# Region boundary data
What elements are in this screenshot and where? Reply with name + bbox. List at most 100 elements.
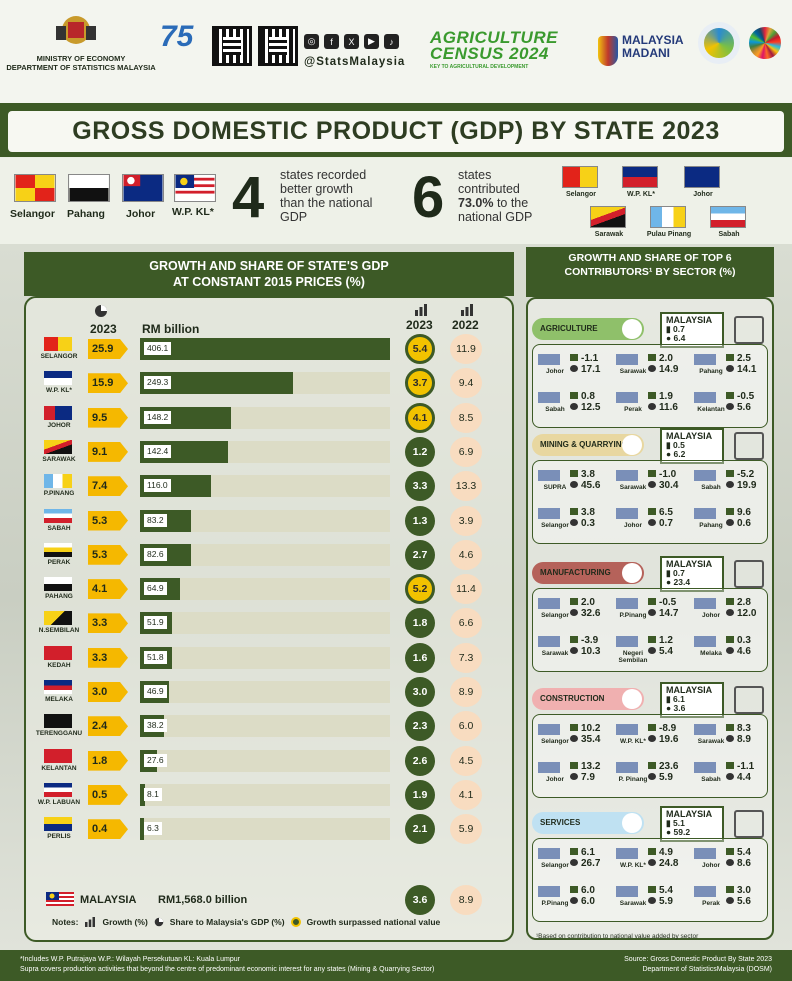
state-name: Perak [624, 406, 642, 413]
share-value: 25.9 [88, 339, 128, 359]
flag-label: W.P. KL* [627, 191, 655, 198]
surpassed-marker-icon [290, 917, 301, 927]
youtube-icon[interactable]: ▶ [364, 34, 379, 49]
social-handle[interactable]: @StatsMalaysia [304, 56, 406, 68]
gdp-value: 82.6 [144, 547, 167, 561]
flag-pahang-icon [68, 174, 110, 202]
flag-icon [616, 470, 638, 481]
state-name: SUPRA [543, 484, 567, 491]
sector-state-item: Selangor 2.0 32.6 [538, 597, 618, 628]
instagram-icon[interactable]: ◎ [304, 34, 319, 49]
flag-icon [44, 748, 72, 763]
flag-label: Johor [693, 191, 713, 198]
share-col-header: 2023 [90, 322, 117, 336]
state-share: 5.9 [648, 896, 673, 907]
qr-code-icon [212, 26, 252, 66]
growth-2022: 13.3 [450, 471, 482, 502]
tiktok-icon[interactable]: ♪ [384, 34, 399, 49]
state-growth: -8.9 [648, 723, 676, 734]
state-growth: 13.2 [570, 761, 600, 772]
pie-share-icon [154, 917, 164, 927]
malaysia-growth: ▮ 5.1 [666, 818, 685, 828]
gdp-value: 83.2 [144, 513, 167, 527]
state-share: 0.6 [726, 518, 751, 529]
state-name: Selangor [541, 738, 569, 745]
sector-name: CONSTRUCTION [540, 694, 605, 703]
social-icons: ◎ f X ▶ ♪ [304, 34, 399, 49]
madani-line1: MALAYSIA [622, 33, 684, 47]
footer-dept: Department of StatisticsMalaysia (DOSM) [642, 966, 772, 973]
state-growth: 4.9 [648, 847, 673, 858]
flag-icon [616, 762, 638, 773]
facebook-icon[interactable]: f [324, 34, 339, 49]
growth-2023: 2.7 [405, 539, 435, 570]
state-growth: 2.5 [726, 353, 751, 364]
state-share: 17.1 [570, 364, 600, 375]
flag-icon [44, 474, 72, 489]
malaysia-sector-box: MALAYSIA ▮ 6.1 ● 3.6 [660, 682, 724, 718]
malaysia-share: ● 3.6 [666, 703, 686, 713]
flag-kl-icon [174, 174, 216, 202]
state-growth: -1.1 [726, 761, 754, 772]
state-growth: -3.9 [570, 635, 598, 646]
page-title: GROSS DOMESTIC PRODUCT (GDP) BY STATE 20… [8, 111, 784, 152]
flag-icon [44, 714, 72, 729]
flag-icon [616, 848, 638, 859]
growth-2022: 6.0 [450, 711, 482, 742]
sector-name: MINING & QUARRYING [540, 440, 628, 449]
state-growth: 23.6 [648, 761, 678, 772]
state-share: 5.9 [648, 772, 673, 783]
state-name: P.Pinang [619, 612, 647, 619]
flag-icon [44, 645, 72, 660]
growth-bar-icon [85, 917, 96, 927]
state-share: 14.7 [648, 608, 678, 619]
flag-icon [538, 724, 560, 735]
gdp-bar-track: 46.9 [140, 681, 390, 703]
malaysia-share-value: 59.2 [673, 827, 691, 837]
gdp-value: 51.9 [144, 616, 167, 630]
malaysia-growth-2022: 8.9 [450, 885, 482, 915]
state-growth: 9.6 [726, 507, 751, 518]
census-line2: CENSUS 2024 [430, 44, 549, 63]
state-share: 5.6 [726, 402, 751, 413]
x-icon[interactable]: X [344, 34, 359, 49]
share-value: 4.1 [88, 579, 128, 600]
note-surpassed: Growth surpassed national value [306, 917, 441, 927]
flag-label: W.P. KL* [172, 206, 214, 218]
state-growth: 3.8 [570, 469, 595, 480]
footer-note2: Supra covers production activities that … [20, 966, 435, 973]
gdp-bar-track: 83.2 [140, 509, 390, 532]
state-growth: 10.2 [570, 723, 600, 734]
flag-icon [694, 470, 716, 481]
share-value: 7.4 [88, 476, 128, 497]
flag-label: Selangor [10, 208, 55, 220]
state-share: 35.4 [570, 734, 600, 745]
growth-2022: 4.5 [450, 745, 482, 776]
flag-label: Sabah [718, 231, 740, 238]
census-tagline: KEY TO AGRICULTURAL DEVELOPMENT [430, 64, 529, 70]
state-growth: 0.8 [570, 391, 595, 402]
state-name: Johor [545, 368, 565, 375]
state-name: Johor [545, 776, 565, 783]
state-name: SELANGOR [40, 353, 78, 360]
sector-name: SERVICES [540, 818, 581, 827]
malaysia-sector-box: MALAYSIA ▮ 0.7 ● 23.4 [660, 556, 724, 592]
flag-icon [538, 848, 560, 859]
state-share: 14.9 [648, 364, 678, 375]
footer-source: Source: Gross Domestic Product By State … [624, 956, 772, 963]
flag-icon [538, 762, 560, 773]
rm-col-header: RM billion [142, 322, 200, 336]
malaysia-growth-value: 6.1 [673, 694, 685, 704]
state-name: Sarawak [619, 900, 647, 907]
growth-2023: 3.7 [405, 368, 435, 399]
state-growth: -0.5 [648, 597, 676, 608]
sdg-wheel-icon [744, 22, 786, 64]
growth-2022: 3.9 [450, 505, 482, 536]
share-value: 0.4 [88, 819, 128, 840]
flag-icon [710, 206, 746, 228]
state-share: 19.9 [726, 480, 756, 491]
flag-selangor-icon [14, 174, 56, 202]
state-growth: 5.4 [726, 847, 751, 858]
state-growth: 2.8 [726, 597, 751, 608]
sector-state-item: Johor 2.8 12.0 [694, 597, 774, 628]
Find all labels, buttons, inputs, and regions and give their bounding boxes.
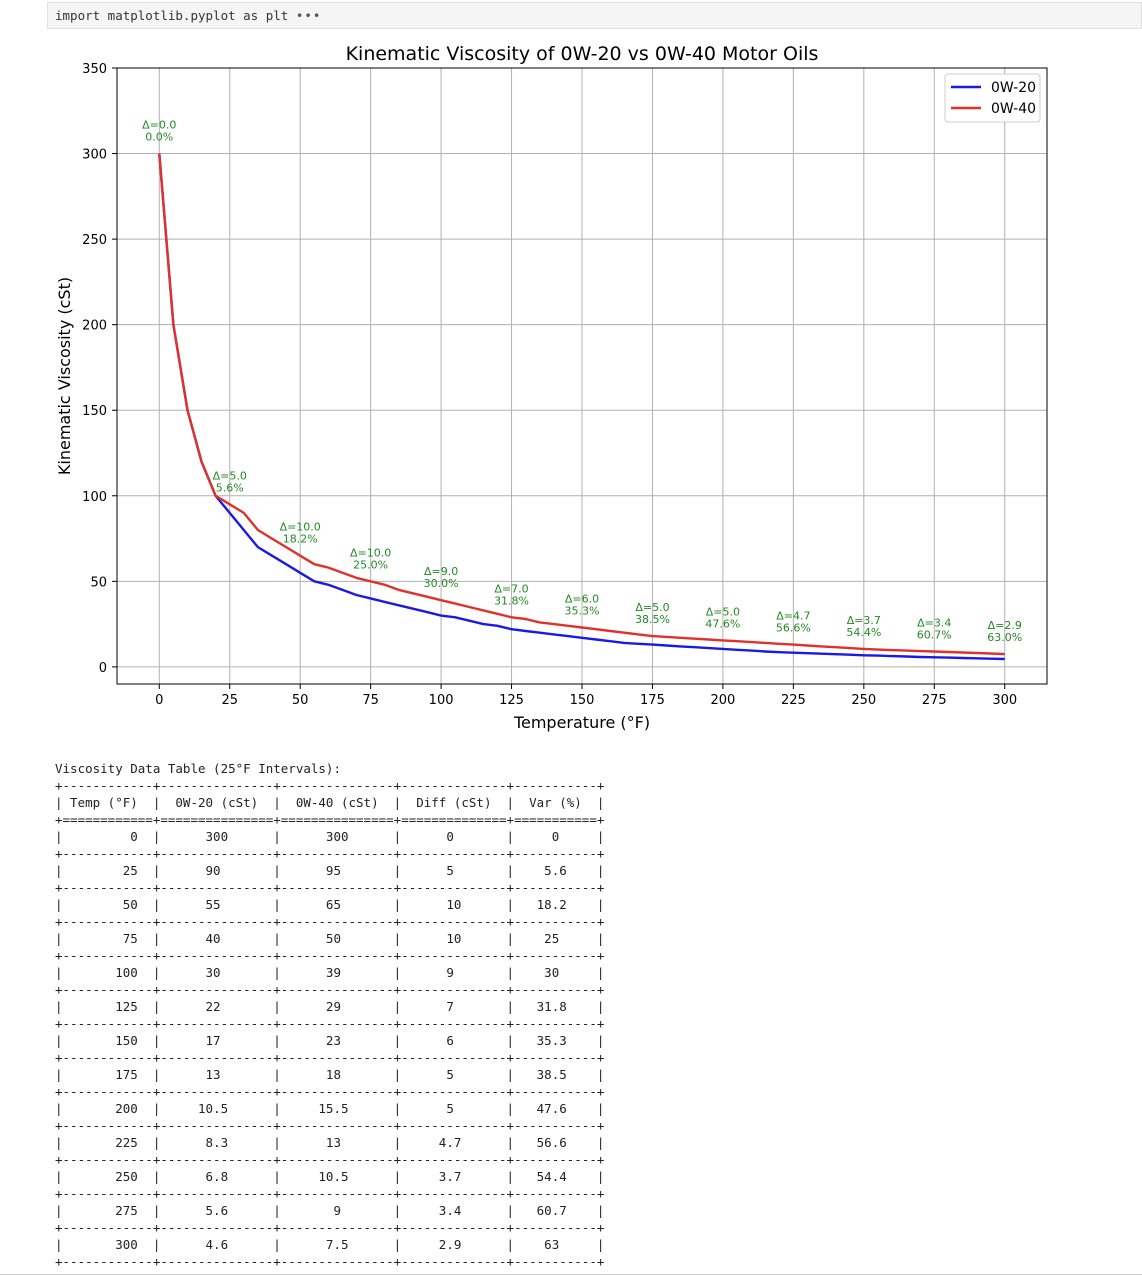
table-row: | 100 | 30 | 39 | 9 | 30 | xyxy=(55,965,605,980)
table-border: +------------+---------------+----------… xyxy=(55,1220,605,1235)
table-border: +------------+---------------+----------… xyxy=(55,1050,605,1065)
table-border: +------------+---------------+----------… xyxy=(55,1016,605,1031)
table-row: | 225 | 8.3 | 13 | 4.7 | 56.6 | xyxy=(55,1135,605,1150)
table-row: | 0 | 300 | 300 | 0 | 0 | xyxy=(55,829,605,844)
table-row: | 150 | 17 | 23 | 6 | 35.3 | xyxy=(55,1033,605,1048)
annotation-delta: Δ=5.0 xyxy=(213,469,247,482)
table-row: | 275 | 5.6 | 9 | 3.4 | 60.7 | xyxy=(55,1203,605,1218)
annotation-percent: 30.0% xyxy=(424,577,459,590)
chart-series xyxy=(158,153,1005,661)
viscosity-chart: 0 25 50 75 100 125 150 175 200 225 250 275 300 0 50 100… xyxy=(55,43,1048,732)
x-tick-label: 50 xyxy=(292,693,309,708)
annotation-percent: 60.7% xyxy=(917,628,952,641)
y-tick-label: 100 xyxy=(82,490,107,505)
table-border: +------------+---------------+----------… xyxy=(55,1118,605,1133)
chart-title: Kinematic Viscosity of 0W-20 vs 0W-40 Mo… xyxy=(346,43,819,65)
annotation-delta: Δ=10.0 xyxy=(350,546,391,559)
x-tick-label: 175 xyxy=(640,693,665,708)
annotation-delta: Δ=5.0 xyxy=(706,605,740,618)
cell-divider xyxy=(0,1274,1142,1275)
annotation-percent: 47.6% xyxy=(705,617,740,630)
annotation-delta: Δ=9.0 xyxy=(424,565,458,578)
annotation-delta: Δ=10.0 xyxy=(280,521,321,534)
annotation-percent: 25.0% xyxy=(353,558,388,571)
annotation-delta: Δ=4.7 xyxy=(776,610,810,623)
table-border: +------------+---------------+----------… xyxy=(55,846,605,861)
table-border: +------------+---------------+----------… xyxy=(55,982,605,997)
x-axis-label: Temperature (°F) xyxy=(513,713,650,732)
table-border: +------------+---------------+----------… xyxy=(55,914,605,929)
table-row: | 50 | 55 | 65 | 10 | 18.2 | xyxy=(55,897,605,912)
annotation-delta: Δ=2.9 xyxy=(988,619,1022,632)
annotation-percent: 5.6% xyxy=(216,481,244,494)
annotation-percent: 54.4% xyxy=(846,626,881,639)
y-axis-label: Kinematic Viscosity (cSt) xyxy=(55,277,74,475)
table-row: | 75 | 40 | 50 | 10 | 25 | xyxy=(55,931,605,946)
y-tick-label: 250 xyxy=(82,233,107,248)
annotation-delta: Δ=7.0 xyxy=(494,582,528,595)
x-tick-label: 250 xyxy=(851,693,876,708)
chart-ticks: 0 25 50 75 100 125 150 175 200 225 250 275 300 0 50 100… xyxy=(82,62,1017,708)
x-tick-label: 300 xyxy=(992,693,1017,708)
chart-legend: 0W-20 0W-40 xyxy=(944,73,1041,123)
legend-label: 0W-20 xyxy=(991,80,1036,96)
annotation-delta: Δ=3.4 xyxy=(917,616,951,629)
annotation-percent: 0.0% xyxy=(145,131,173,144)
table-border: +------------+---------------+----------… xyxy=(55,778,605,793)
annotation-percent: 31.8% xyxy=(494,594,529,607)
series-line-0w20 xyxy=(158,153,1005,661)
x-tick-label: 150 xyxy=(570,693,595,708)
table-border: +------------+---------------+----------… xyxy=(55,880,605,895)
code-cell[interactable]: import matplotlib.pyplot as plt ••• xyxy=(47,2,1142,29)
annotation-delta: Δ=3.7 xyxy=(847,614,881,627)
series-line-0w40 xyxy=(158,153,1005,656)
table-border: +------------+---------------+----------… xyxy=(55,1254,605,1269)
x-tick-label: 200 xyxy=(710,693,735,708)
table-row: | 200 | 10.5 | 15.5 | 5 | 47.6 | xyxy=(55,1101,605,1116)
x-tick-label: 275 xyxy=(922,693,947,708)
annotation-percent: 18.2% xyxy=(283,533,318,546)
table-border: +------------+---------------+----------… xyxy=(55,948,605,963)
table-row: | 250 | 6.8 | 10.5 | 3.7 | 54.4 | xyxy=(55,1169,605,1184)
legend-label: 0W-40 xyxy=(991,101,1036,117)
y-tick-label: 200 xyxy=(82,319,107,334)
x-tick-label: 25 xyxy=(221,693,238,708)
annotation-delta: Δ=5.0 xyxy=(635,601,669,614)
chart-grid xyxy=(117,67,1047,684)
table-row: | 300 | 4.6 | 7.5 | 2.9 | 63 | xyxy=(55,1237,605,1252)
x-tick-label: 100 xyxy=(429,693,454,708)
table-row: | 175 | 13 | 18 | 5 | 38.5 | xyxy=(55,1067,605,1082)
x-tick-label: 75 xyxy=(362,693,379,708)
x-tick-label: 125 xyxy=(499,693,524,708)
table-row: | 125 | 22 | 29 | 7 | 31.8 | xyxy=(55,999,605,1014)
table-border: +------------+---------------+----------… xyxy=(55,1152,605,1167)
annotation-percent: 38.5% xyxy=(635,613,670,626)
annotation-percent: 56.6% xyxy=(776,622,811,635)
annotation-delta: Δ=6.0 xyxy=(565,593,599,606)
table-header: | Temp (°F) | 0W-20 (cSt) | 0W-40 (cSt) … xyxy=(55,795,605,810)
annotation-percent: 35.3% xyxy=(565,605,600,618)
chart-annotations: Δ=0.00.0%Δ=5.05.6%Δ=10.018.2%Δ=10.025.0%… xyxy=(142,119,1022,644)
x-tick-label: 0 xyxy=(155,693,163,708)
code-text: import matplotlib.pyplot as plt xyxy=(55,8,289,23)
y-tick-label: 300 xyxy=(82,148,107,163)
viscosity-data-table: Viscosity Data Table (25°F Intervals): +… xyxy=(55,761,605,1269)
y-tick-label: 150 xyxy=(82,404,107,419)
y-tick-label: 0 xyxy=(99,661,107,676)
y-tick-label: 50 xyxy=(90,575,107,590)
annotation-delta: Δ=0.0 xyxy=(142,119,176,132)
annotation-percent: 63.0% xyxy=(987,631,1022,644)
table-row: | 25 | 90 | 95 | 5 | 5.6 | xyxy=(55,863,605,878)
table-border: +------------+---------------+----------… xyxy=(55,1186,605,1201)
table-border: +------------+---------------+----------… xyxy=(55,1084,605,1099)
x-tick-label: 225 xyxy=(781,693,806,708)
table-border: +============+===============+==========… xyxy=(55,812,605,827)
expand-dots-icon[interactable]: ••• xyxy=(295,8,322,23)
y-tick-label: 350 xyxy=(82,62,107,77)
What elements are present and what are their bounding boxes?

# TASK INSTRUCTIONS
Copy the lines of the data above verbatim, starting with the line that contains "table-row: | 100" and ending with the line that contains "table-row: | 0", both included.

# SOLUTION
table-row: | 100 | 30 | 39 | 9 | 30 | xyxy=(55,965,605,980)
table-border: +------------+---------------+----------… xyxy=(55,1220,605,1235)
table-border: +------------+---------------+----------… xyxy=(55,1050,605,1065)
table-border: +------------+---------------+----------… xyxy=(55,1016,605,1031)
table-row: | 225 | 8.3 | 13 | 4.7 | 56.6 | xyxy=(55,1135,605,1150)
table-row: | 0 | 300 | 300 | 0 | 0 | xyxy=(55,829,605,844)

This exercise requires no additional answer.